Record set:
----
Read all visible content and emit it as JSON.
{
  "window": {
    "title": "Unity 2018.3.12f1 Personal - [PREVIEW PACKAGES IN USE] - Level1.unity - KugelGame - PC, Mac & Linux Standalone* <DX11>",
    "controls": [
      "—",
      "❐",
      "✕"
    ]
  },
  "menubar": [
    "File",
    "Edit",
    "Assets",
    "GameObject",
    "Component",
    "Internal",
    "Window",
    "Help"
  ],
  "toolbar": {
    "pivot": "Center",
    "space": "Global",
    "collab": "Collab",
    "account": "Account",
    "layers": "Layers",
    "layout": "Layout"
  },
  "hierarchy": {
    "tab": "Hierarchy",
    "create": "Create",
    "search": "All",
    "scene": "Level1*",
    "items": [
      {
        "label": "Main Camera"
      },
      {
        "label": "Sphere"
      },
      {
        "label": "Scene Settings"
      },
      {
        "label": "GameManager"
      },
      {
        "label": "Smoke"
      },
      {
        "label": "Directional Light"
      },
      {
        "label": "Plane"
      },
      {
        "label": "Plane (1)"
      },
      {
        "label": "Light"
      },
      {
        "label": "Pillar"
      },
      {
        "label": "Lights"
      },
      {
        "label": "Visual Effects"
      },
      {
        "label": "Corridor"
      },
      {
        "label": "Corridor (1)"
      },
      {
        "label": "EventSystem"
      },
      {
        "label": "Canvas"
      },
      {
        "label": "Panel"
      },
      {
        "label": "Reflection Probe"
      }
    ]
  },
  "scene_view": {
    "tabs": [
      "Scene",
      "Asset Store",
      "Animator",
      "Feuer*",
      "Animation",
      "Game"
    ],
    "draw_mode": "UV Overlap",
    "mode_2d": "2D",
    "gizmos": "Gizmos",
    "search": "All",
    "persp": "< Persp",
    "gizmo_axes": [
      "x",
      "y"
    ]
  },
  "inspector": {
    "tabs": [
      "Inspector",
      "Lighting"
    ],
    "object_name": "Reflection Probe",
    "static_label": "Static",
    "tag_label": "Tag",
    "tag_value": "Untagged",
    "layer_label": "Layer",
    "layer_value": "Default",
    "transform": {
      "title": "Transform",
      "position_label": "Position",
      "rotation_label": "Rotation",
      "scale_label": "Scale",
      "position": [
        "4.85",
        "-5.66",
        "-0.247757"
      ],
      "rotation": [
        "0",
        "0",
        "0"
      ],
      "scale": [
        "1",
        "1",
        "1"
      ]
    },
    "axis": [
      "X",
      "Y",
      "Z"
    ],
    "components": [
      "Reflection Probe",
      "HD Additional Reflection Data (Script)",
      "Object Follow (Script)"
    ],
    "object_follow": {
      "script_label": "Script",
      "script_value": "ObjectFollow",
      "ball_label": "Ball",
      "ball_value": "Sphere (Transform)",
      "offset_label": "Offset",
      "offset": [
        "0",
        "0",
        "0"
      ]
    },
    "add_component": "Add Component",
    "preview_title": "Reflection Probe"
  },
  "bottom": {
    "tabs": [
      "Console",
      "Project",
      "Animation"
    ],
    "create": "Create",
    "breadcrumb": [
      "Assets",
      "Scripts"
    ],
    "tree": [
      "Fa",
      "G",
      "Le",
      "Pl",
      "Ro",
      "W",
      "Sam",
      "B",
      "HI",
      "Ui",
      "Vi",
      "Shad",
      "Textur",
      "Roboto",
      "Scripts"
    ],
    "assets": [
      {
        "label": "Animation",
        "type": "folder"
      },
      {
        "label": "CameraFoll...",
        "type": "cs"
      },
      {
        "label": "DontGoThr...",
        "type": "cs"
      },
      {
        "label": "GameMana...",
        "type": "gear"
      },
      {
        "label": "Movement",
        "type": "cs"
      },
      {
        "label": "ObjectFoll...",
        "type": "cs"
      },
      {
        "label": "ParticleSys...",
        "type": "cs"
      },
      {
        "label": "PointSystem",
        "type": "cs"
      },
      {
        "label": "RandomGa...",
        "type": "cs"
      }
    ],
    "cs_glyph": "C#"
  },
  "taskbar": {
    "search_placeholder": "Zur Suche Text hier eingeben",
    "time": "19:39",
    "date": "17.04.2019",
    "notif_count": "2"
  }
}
----
Extract every line containing the string "Sphere" from the data above.

        "label": "Sphere"
      "ball_value": "Sphere (Transform)",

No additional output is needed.